:: PROBLEM DETAILS ::
Lines that hold the string "وبـه" are to be counted; give only their number.

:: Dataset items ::
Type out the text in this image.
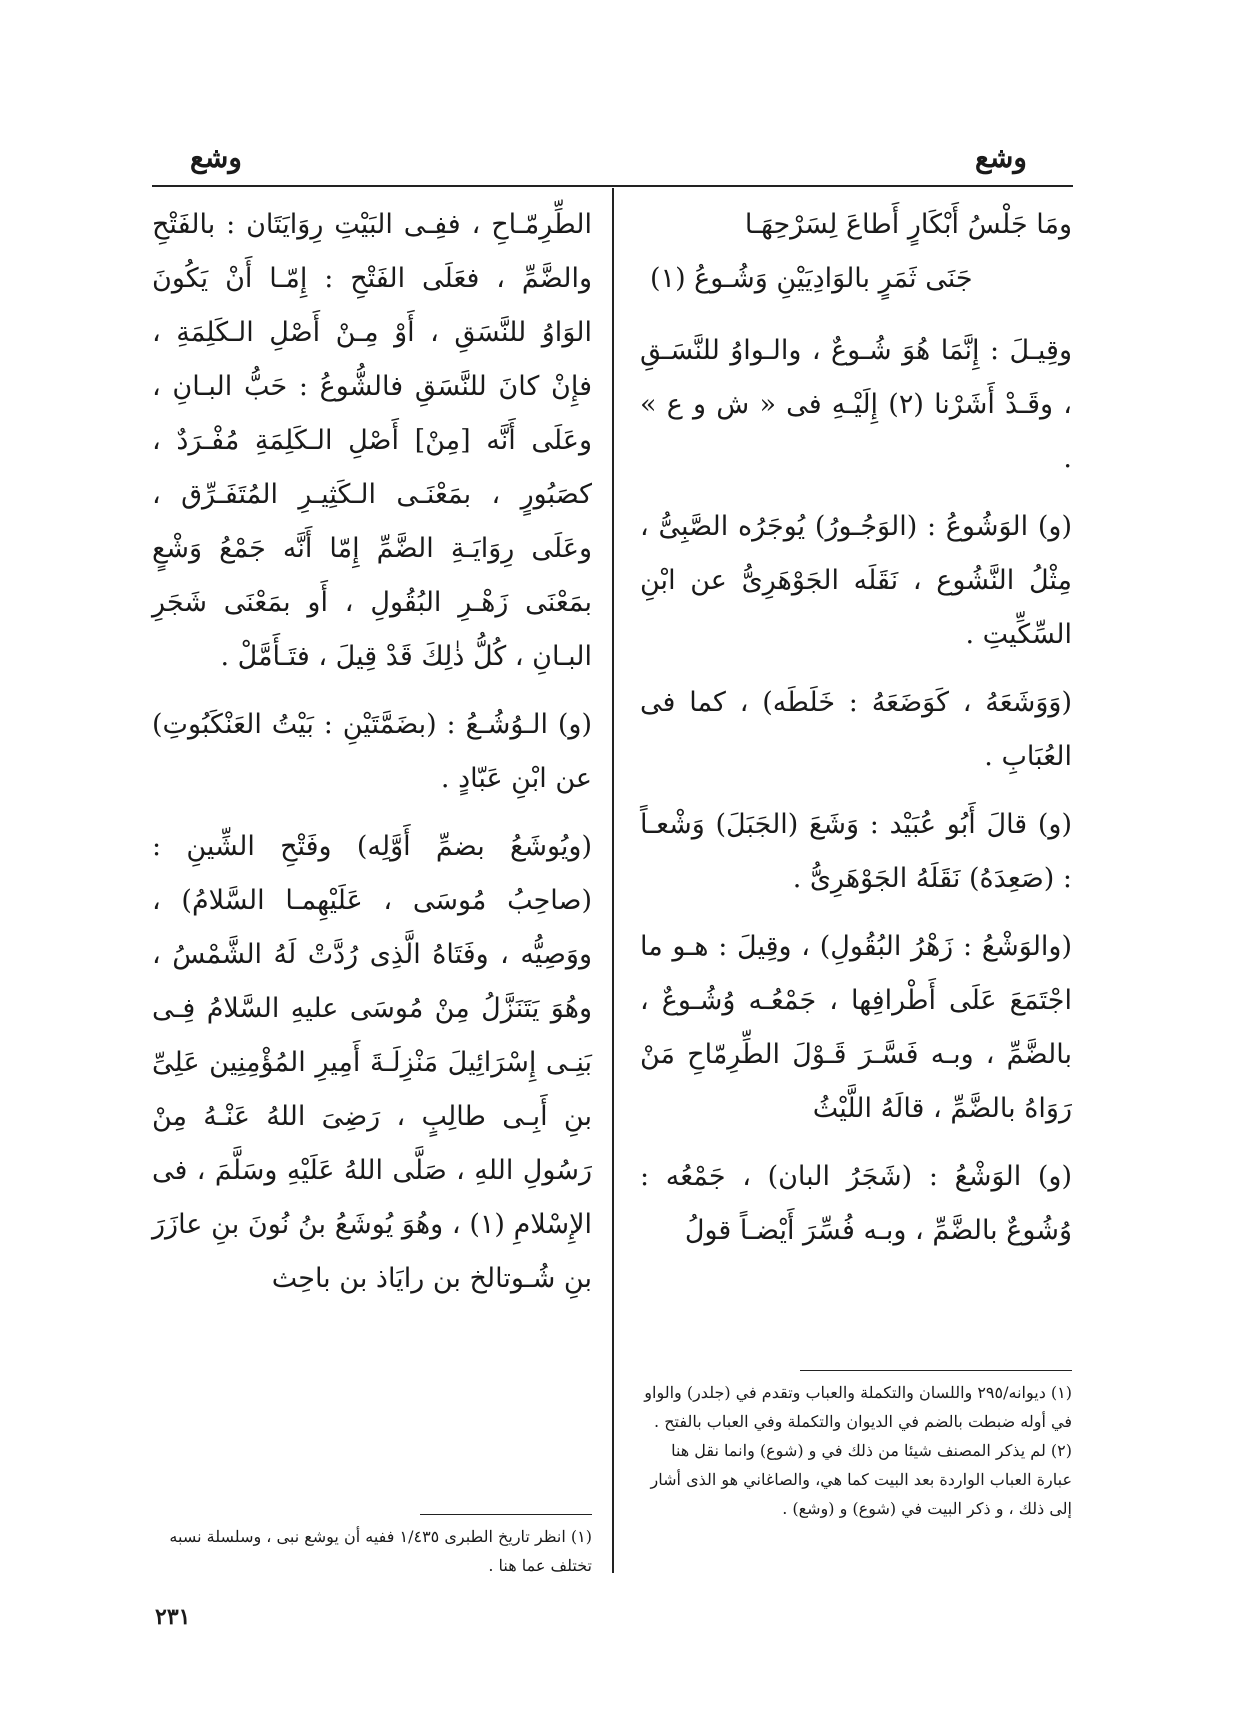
وشع	وشع
ومَا جَلْسُ أَبْكَارٍ أَطاعَ لِسَرْحِهَـا
جَنَى ثَمَرٍ بالوَادِيَيْنِ وَشُـوعُ (١)

وقِيـلَ : إِنَّمَا هُوَ شُـوعٌ ، والـواوُ للنَّسَـقِ ، وقَـدْ أَشَرْنا (٢) إِلَيْـهِ فى « ش و ع » .

(و) الوَشُوعُ : (الوَجُـورُ) يُوجَرُه الصَّبِىُّ ، مِثْلُ النَّشُوع ، نَقَلَه الجَوْهَرِىُّ عن ابْنِ السِّكِّيتِ .

(وَوَشَعَهُ ، كَوَضَعَهُ : خَلَطَه) ، كما فى العُبَابِ .

(و) قالَ أَبُو عُبَيْد : وَشَعَ (الجَبَلَ) وَشْعـاً : (صَعِدَهُ) نَقَلَهُ الجَوْهَرِىُّ .

(والوَشْعُ : زَهْرُ البُقُولِ) ، وقِيلَ : هـو ما اجْتَمَعَ عَلَى أَطْرافِها ، جَمْعُـه وُشُـوعٌ ، بالضَّمِّ ، وبـه فَسَّـرَ قَـوْلَ الطِّرِمّاحِ مَنْ رَوَاهُ بالضَّمِّ ، قالَهُ اللَّيْثُ

(و) الوَشْعُ : (شَجَرُ البان) ، جَمْعُه : وُشُوعٌ بالضَّمِّ ، وبـه فُسِّرَ أَيْضـاً قولُ

(١) ديوانه/٢٩٥ واللسان والتكملة والعباب وتقدم في (جلدر) والواو في أوله ضبطت بالضم في الديوان والتكملة وفي العباب بالفتح .

(٢) لم يذكر المصنف شيئا من ذلك في و (شوع) وانما نقل هنا عبارة العباب الواردة بعد البيت كما هي، والصاغاني هو الذى أشار إلى ذلك ، و ذكر البيت في (شوع) و (وشع) .

الطِّرِمّـاحِ ، ففِـى البَيْتِ رِوَايَتَان : بالفَتْحِ والضَّمِّ ، فعَلَى الفَتْحِ : إِمّـا أَنْ يَكُونَ الوَاوُ للنَّسَقِ ، أَوْ مِـنْ أَصْلِ الـكَلِمَةِ ، فإِنْ كانَ للنَّسَقِ فالشُّوعُ : حَبُّ البـانِ ، وعَلَى أَنَّه [مِنْ] أَصْلِ الـكَلِمَةِ مُفْـرَدٌ ، كصَبُورٍ ، بمَعْنَـى الـكَثِيـرِ المُتَفَـرِّق ، وعَلَى رِوَايَـةِ الضَّمِّ إِمّا أَنَّه جَمْعُ وَشْعٍ بمَعْنَى زَهْـرِ البُقُولِ ، أَو بمَعْنَى شَجَرِ البـانِ ، كُلُّ ذٰلِكَ قَدْ قِيلَ ، فتَـأَمَّلْ .

(و) الـوُشُـعُ : (بضَمَّتَيْنِ : بَيْتُ العَنْكَبُوتِ) عن ابْنِ عَبّادٍ .

(ويُوشَعُ بضمِّ أَوَّلِه) وفَتْحِ الشِّينِ : (صاحِبُ مُوسَى ، عَلَيْهِمـا السَّلامُ) ، ووَصِيُّه ، وفَتَاهُ الَّذِى رُدَّتْ لَهُ الشَّمْسُ ، وهُوَ يَتَنَزَّلُ مِنْ مُوسَى عليهِ السَّلامُ فِـى بَنِـى إِسْرَائِيلَ مَنْزِلَـةَ أَمِيرِ المُؤْمِنِين عَلِىِّ بنِ أَبِـى طالِبٍ ، رَضِىَ اللهُ عَنْـهُ مِنْ رَسُولِ اللهِ ، صَلَّى اللهُ عَلَيْهِ وسَلَّمَ ، فى الإِسْلامِ (١) ، وهُوَ يُوشَعُ بنُ نُونَ بنِ عازَرَ بنِ شُـوتالخ بن رايَاذ بن باحِث

(١) انظر تاريخ الطبرى ١/٤٣٥ ففيه أن يوشع نبى ، وسلسلة نسبه تختلف عما هنا .

٢٣١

:: TASK OUTPUT ::
2